[A block of data]
--- BEGIN ---
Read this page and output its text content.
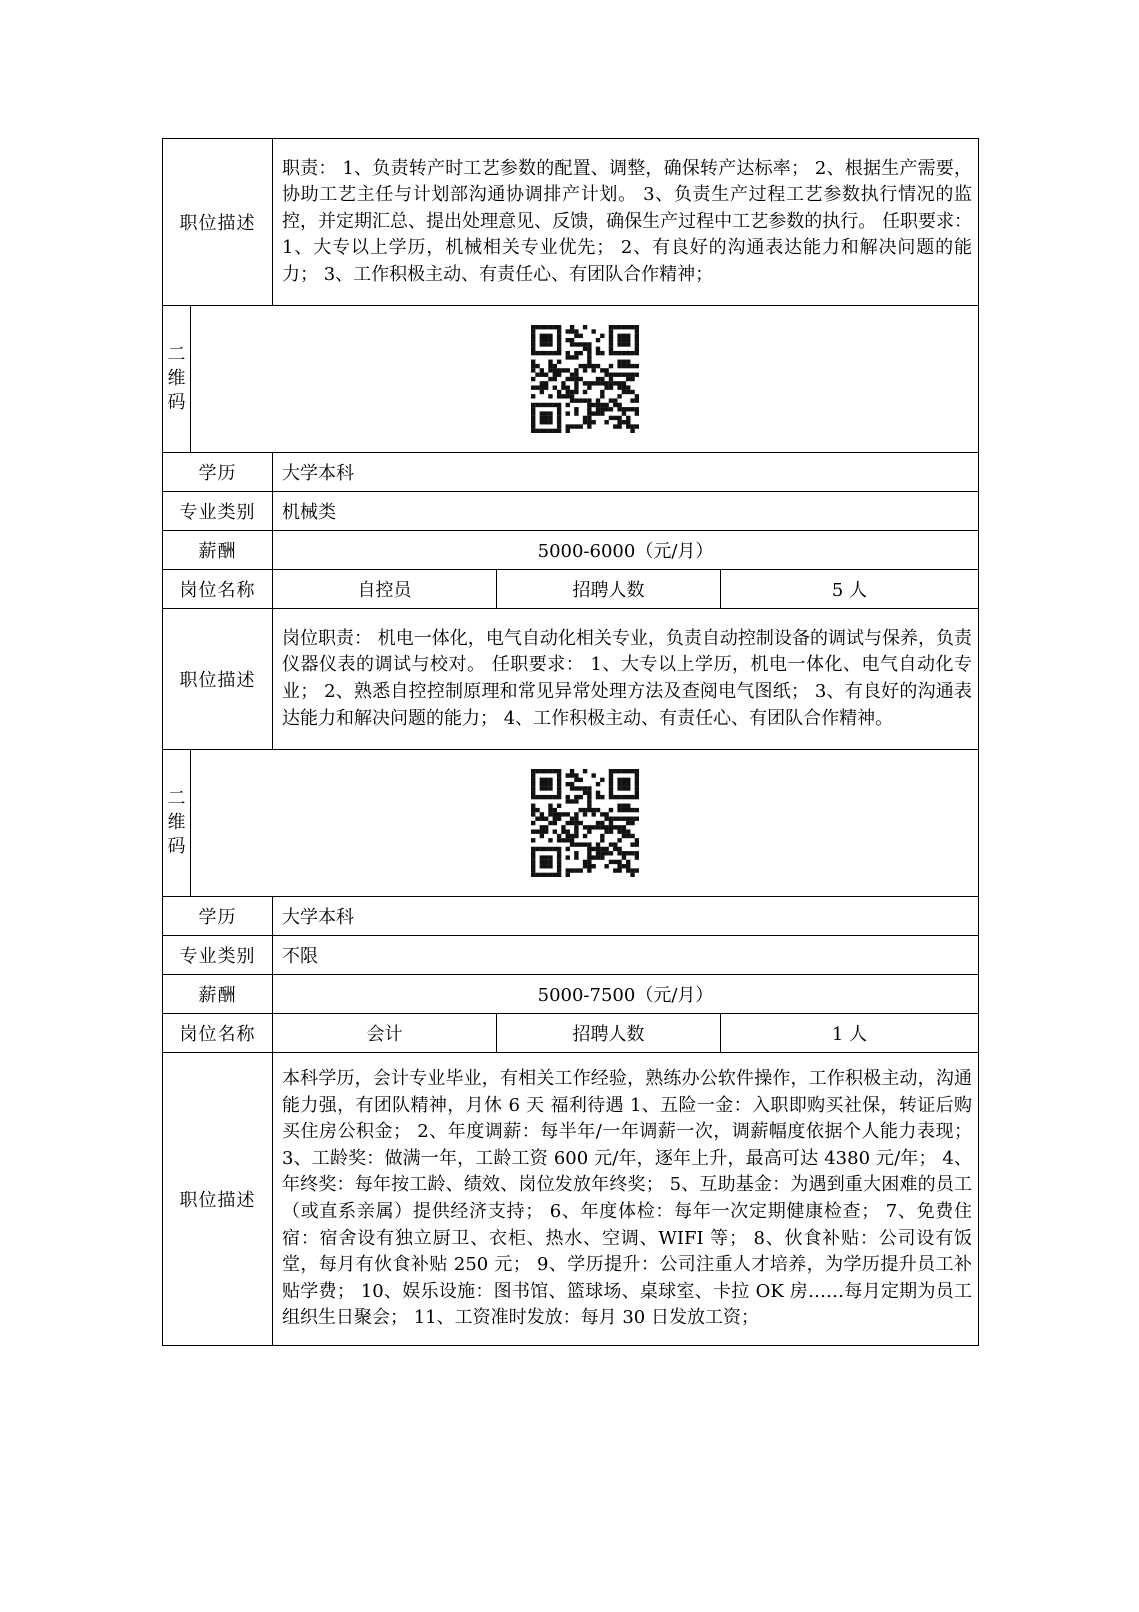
职位描述		职责： 1、负责转产时工艺参数的配置、调整，确保转产达标率； 2、根据生产需要，协助工艺主任与计划部沟通协调排产计划。 3、负责生产过程工艺参数执行情况的监控，并定期汇总、提出处理意见、反馈，确保生产过程中工艺参数的执行。 任职要求： 1、大专以上学历，机械相关专业优先； 2、有良好的沟通表达能力和解决问题的能力； 3、工作积极主动、有责任心、有团队合作精神；		

二
维
码

学历		大学本科		
专业类别		机械类		
薪酬		5000-6000（元/月）		
岗位名称		自控员	招聘人数	5 人
职位描述		岗位职责： 机电一体化，电气自动化相关专业，负责自动控制设备的调试与保养，负责仪器仪表的调试与校对。 任职要求： 1、大专以上学历，机电一体化、电气自动化专业； 2、熟悉自控控制原理和常见异常处理方法及查阅电气图纸； 3、有良好的沟通表达能力和解决问题的能力； 4、工作积极主动、有责任心、有团队合作精神。		

二
维
码

学历		大学本科		
专业类别		不限		
薪酬		5000-7500（元/月）		
岗位名称		会计	招聘人数	1 人
职位描述		本科学历，会计专业毕业，有相关工作经验，熟练办公软件操作，工作积极主动，沟通能力强，有团队精神，月休 6 天 福利待遇 1、五险一金：入职即购买社保，转证后购买住房公积金； 2、年度调薪：每半年/一年调薪一次，调薪幅度依据个人能力表现； 3、工龄奖：做满一年，工龄工资 600 元/年，逐年上升，最高可达 4380 元/年； 4、年终奖：每年按工龄、绩效、岗位发放年终奖； 5、互助基金：为遇到重大困难的员工（或直系亲属）提供经济支持； 6、年度体检：每年一次定期健康检查； 7、免费住宿：宿舍设有独立厨卫、衣柜、热水、空调、WIFI 等； 8、伙食补贴：公司设有饭堂，每月有伙食补贴 250 元； 9、学历提升：公司注重人才培养，为学历提升员工补贴学费； 10、娱乐设施：图书馆、篮球场、桌球室、卡拉 OK 房……每月定期为员工组织生日聚会； 11、工资准时发放：每月 30 日发放工资；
--- END ---
▶ [WRITTEN TASK]
Identify every line above with the string "有团队合作精神" in it. Copy those lines.

▶ [COMPLETE ANSWER]
职位描述		职责： 1、负责转产时工艺参数的配置、调整，确保转产达标率； 2、根据生产需要，协助工艺主任与计划部沟通协调排产计划。 3、负责生产过程工艺参数执行情况的监控，并定期汇总、提出处理意见、反馈，确保生产过程中工艺参数的执行。 任职要求： 1、大专以上学历，机械相关专业优先； 2、有良好的沟通表达能力和解决问题的能力； 3、工作积极主动、有责任心、有团队合作精神；		
职位描述		岗位职责： 机电一体化，电气自动化相关专业，负责自动控制设备的调试与保养，负责仪器仪表的调试与校对。 任职要求： 1、大专以上学历，机电一体化、电气自动化专业； 2、熟悉自控控制原理和常见异常处理方法及查阅电气图纸； 3、有良好的沟通表达能力和解决问题的能力； 4、工作积极主动、有责任心、有团队合作精神。		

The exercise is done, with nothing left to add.